* [Objective]: Leave out the pictures; transcribe all else exactly.

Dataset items

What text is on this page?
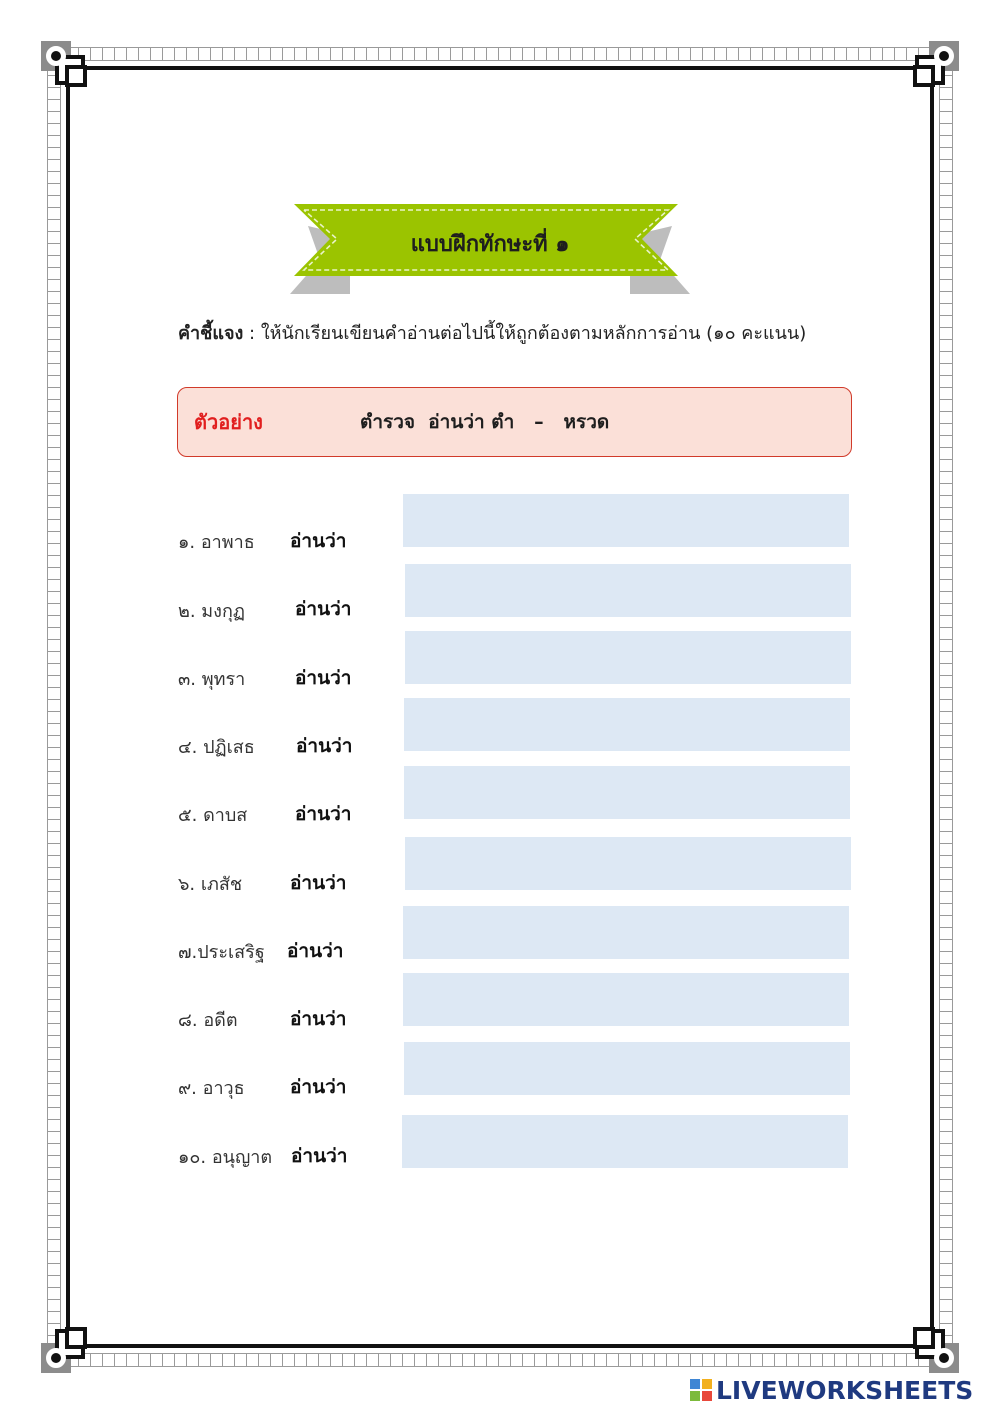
แบบฝึกทักษะที่ ๑
คำชี้แจง : ให้นักเรียนเขียนคำอ่านต่อไปนี้ให้ถูกต้องตามหลักการอ่าน (๑๐ คะแนน)
ตัวอย่าง	ตำรวจ  อ่านว่า ตำ   –   หรวด
๑. อาพาธ อ่านว่า
๒. มงกุฏ	อ่านว่า
๓. พุทรา	อ่านว่า
๔. ปฏิเสธ อ่านว่า
๕. ดาบส	อ่านว่า
๖. เภสัช	อ่านว่า
๗.ประเสริฐ อ่านว่า
๘. อดีต	อ่านว่า
๙. อาวุธ อ่านว่า
๑๐. อนุญาต อ่านว่า
LIVEWORKSHEETS
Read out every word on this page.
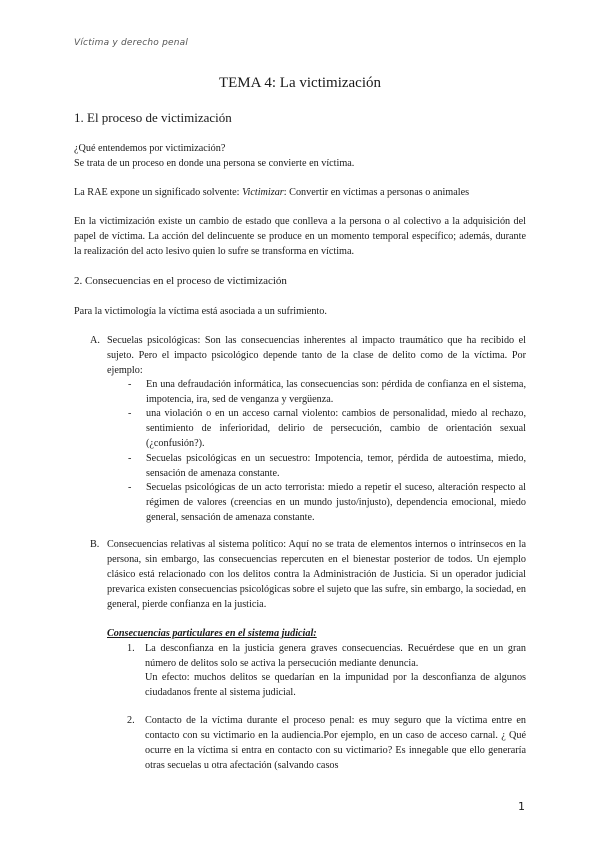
Víctima y derecho penal
TEMA 4: La victimización
1. El proceso de victimización
¿Qué entendemos por victimización?
Se trata de un proceso en donde una persona se convierte en víctima.
La RAE expone un significado solvente: Victimizar: Convertir en víctimas a personas o animales
En la victimización existe un cambio de estado que conlleva a la persona o al colectivo a la adquisición del papel de víctima. La acción del delincuente se produce en un momento temporal específico; además, durante la realización del acto lesivo quien lo sufre se transforma en víctima.
2. Consecuencias en el proceso de victimización
Para la victimología la víctima está asociada a un sufrimiento.
A. Secuelas psicológicas: Son las consecuencias inherentes al impacto traumático que ha recibido el sujeto. Pero el impacto psicológico depende tanto de la clase de delito como de la víctima. Por ejemplo:
- En una defraudación informática, las consecuencias son: pérdida de confianza en el sistema, impotencia, ira, sed de venganza y vergüenza.
- una violación o en un acceso carnal violento: cambios de personalidad, miedo al rechazo, sentimiento de inferioridad, delirio de persecución, cambio de orientación sexual (¿confusión?).
- Secuelas psicológicas en un secuestro: Impotencia, temor, pérdida de autoestima, miedo, sensación de amenaza constante.
- Secuelas psicológicas de un acto terrorista: miedo a repetir el suceso, alteración respecto al régimen de valores (creencias en un mundo justo/injusto), dependencia emocional, miedo general, sensación de amenaza constante.
B. Consecuencias relativas al sistema político: Aquí no se trata de elementos internos o intrínsecos en la persona, sin embargo, las consecuencias repercuten en el bienestar posterior de todos. Un ejemplo clásico está relacionado con los delitos contra la Administración de Justicia. Si un operador judicial prevarica existen consecuencias psicológicas sobre el sujeto que las sufre, sin embargo, la sociedad, en general, pierde confianza en la justicia.
Consecuencias particulares en el sistema judicial:
1. La desconfianza en la justicia genera graves consecuencias. Recuérdese que en un gran número de delitos solo se activa la persecución mediante denuncia.
Un efecto: muchos delitos se quedarían en la impunidad por la desconfianza de algunos ciudadanos frente al sistema judicial.
2. Contacto de la víctima durante el proceso penal: es muy seguro que la víctima entre en contacto con su victimario en la audiencia.Por ejemplo, en un caso de acceso carnal. ¿ Qué ocurre en la víctima si entra en contacto con su victimario? Es innegable que ello generaría otras secuelas u otra afectación (salvando casos
1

* [Final answer]:
What text is on this page?
แบบฝึกทักษะที่ ๑
คำชี้แจง : ให้นักเรียนเขียนคำอ่านต่อไปนี้ให้ถูกต้องตามหลักการอ่าน (๑๐ คะแนน)
ตัวอย่าง	ตำรวจ  อ่านว่า ตำ   –   หรวด
๑. อาพาธ อ่านว่า
๒. มงกุฏ	อ่านว่า
๓. พุทรา	อ่านว่า
๔. ปฏิเสธ อ่านว่า
๕. ดาบส	อ่านว่า
๖. เภสัช	อ่านว่า
๗.ประเสริฐ อ่านว่า
๘. อดีต	อ่านว่า
๙. อาวุธ อ่านว่า
๑๐. อนุญาต อ่านว่า
LIVEWORKSHEETS
Read out every word on this page.
Víctima y derecho penal
TEMA 4: La victimización
1. El proceso de victimización
¿Qué entendemos por victimización?
Se trata de un proceso en donde una persona se convierte en víctima.
La RAE expone un significado solvente: Victimizar: Convertir en víctimas a personas o animales
En la victimización existe un cambio de estado que conlleva a la persona o al colectivo a la adquisición del papel de víctima. La acción del delincuente se produce en un momento temporal específico; además, durante la realización del acto lesivo quien lo sufre se transforma en víctima.
2. Consecuencias en el proceso de victimización
Para la victimología la víctima está asociada a un sufrimiento.
A. Secuelas psicológicas: Son las consecuencias inherentes al impacto traumático que ha recibido el sujeto. Pero el impacto psicológico depende tanto de la clase de delito como de la víctima. Por ejemplo:
- En una defraudación informática, las consecuencias son: pérdida de confianza en el sistema, impotencia, ira, sed de venganza y vergüenza.
- una violación o en un acceso carnal violento: cambios de personalidad, miedo al rechazo, sentimiento de inferioridad, delirio de persecución, cambio de orientación sexual (¿confusión?).
- Secuelas psicológicas en un secuestro: Impotencia, temor, pérdida de autoestima, miedo, sensación de amenaza constante.
- Secuelas psicológicas de un acto terrorista: miedo a repetir el suceso, alteración respecto al régimen de valores (creencias en un mundo justo/injusto), dependencia emocional, miedo general, sensación de amenaza constante.
B. Consecuencias relativas al sistema político: Aquí no se trata de elementos internos o intrínsecos en la persona, sin embargo, las consecuencias repercuten en el bienestar posterior de todos. Un ejemplo clásico está relacionado con los delitos contra la Administración de Justicia. Si un operador judicial prevarica existen consecuencias psicológicas sobre el sujeto que las sufre, sin embargo, la sociedad, en general, pierde confianza en la justicia.
Consecuencias particulares en el sistema judicial:
1. La desconfianza en la justicia genera graves consecuencias. Recuérdese que en un gran número de delitos solo se activa la persecución mediante denuncia.
Un efecto: muchos delitos se quedarían en la impunidad por la desconfianza de algunos ciudadanos frente al sistema judicial.
2. Contacto de la víctima durante el proceso penal: es muy seguro que la víctima entre en contacto con su victimario en la audiencia.Por ejemplo, en un caso de acceso carnal. ¿ Qué ocurre en la víctima si entra en contacto con su victimario? Es innegable que ello generaría otras secuelas u otra afectación (salvando casos
1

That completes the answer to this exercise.